Leave out the pictures and repeat the rest of the material exactly.

--- BEGIN DATA IN THIS EXERCISE ---

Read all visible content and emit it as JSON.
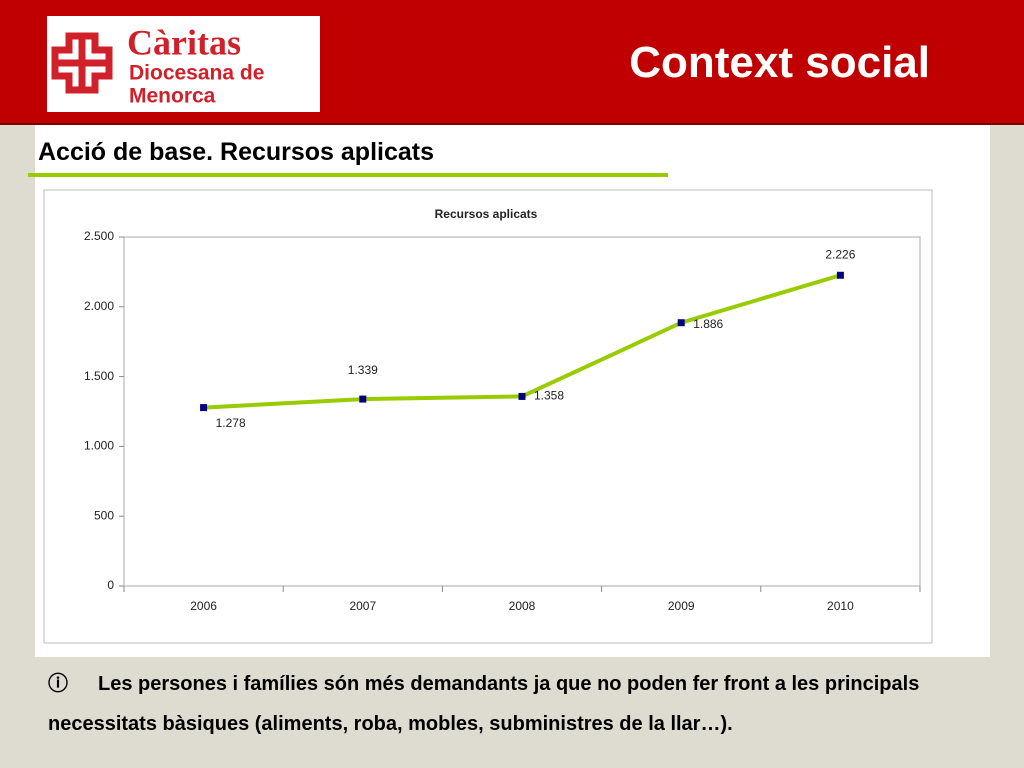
{
  "header": {
    "logo_name": "Càritas",
    "logo_line1": "Diocesana de",
    "logo_line2": "Menorca",
    "title": "Context social"
  },
  "subtitle": "Acció de base.  Recursos aplicats",
  "chart_data": {
    "type": "line",
    "title": "Recursos aplicats",
    "categories": [
      "2006",
      "2007",
      "2008",
      "2009",
      "2010"
    ],
    "values": [
      1278,
      1339,
      1358,
      1886,
      2226
    ],
    "value_labels": [
      "1.278",
      "1.339",
      "1.358",
      "1.886",
      "2.226"
    ],
    "color": "#99cc00",
    "marker_color": "#000080",
    "ylim": [
      0,
      2500
    ],
    "yticks": [
      0,
      500,
      {
        "value": 1000,
        "label": "1.000"
      },
      {
        "value": 1500,
        "label": "1.500"
      },
      {
        "value": 2000,
        "label": "2.000"
      },
      {
        "value": 2500,
        "label": "2.500"
      }
    ],
    "grid": false
  },
  "note": {
    "bullet": "ⓘ",
    "text": "Les persones i famílies són més demandants ja que no poden fer front a les principals necessitats bàsiques (aliments, roba, mobles, subministres de la llar…)."
  }
}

--- END DATA IN THIS EXERCISE ---

▸ FULL ANSWER:
Read all visible content and emit it as JSON.
{
  "header": {
    "logo_name": "Càritas",
    "logo_line1": "Diocesana de",
    "logo_line2": "Menorca",
    "title": "Context social"
  },
  "subtitle": "Acció de base.  Recursos aplicats",
  "chart_data": {
    "type": "line",
    "title": "Recursos aplicats",
    "categories": [
      "2006",
      "2007",
      "2008",
      "2009",
      "2010"
    ],
    "values": [
      1278,
      1339,
      1358,
      1886,
      2226
    ],
    "value_labels": [
      "1.278",
      "1.339",
      "1.358",
      "1.886",
      "2.226"
    ],
    "color": "#99cc00",
    "marker_color": "#000080",
    "ylim": [
      0,
      2500
    ],
    "yticks": [
      0,
      500,
      {
        "value": 1000,
        "label": "1.000"
      },
      {
        "value": 1500,
        "label": "1.500"
      },
      {
        "value": 2000,
        "label": "2.000"
      },
      {
        "value": 2500,
        "label": "2.500"
      }
    ],
    "grid": false
  },
  "note": {
    "bullet": "ⓘ",
    "text": "Les persones i famílies són més demandants ja que no poden fer front a les principals necessitats bàsiques (aliments, roba, mobles, subministres de la llar…)."
  }
}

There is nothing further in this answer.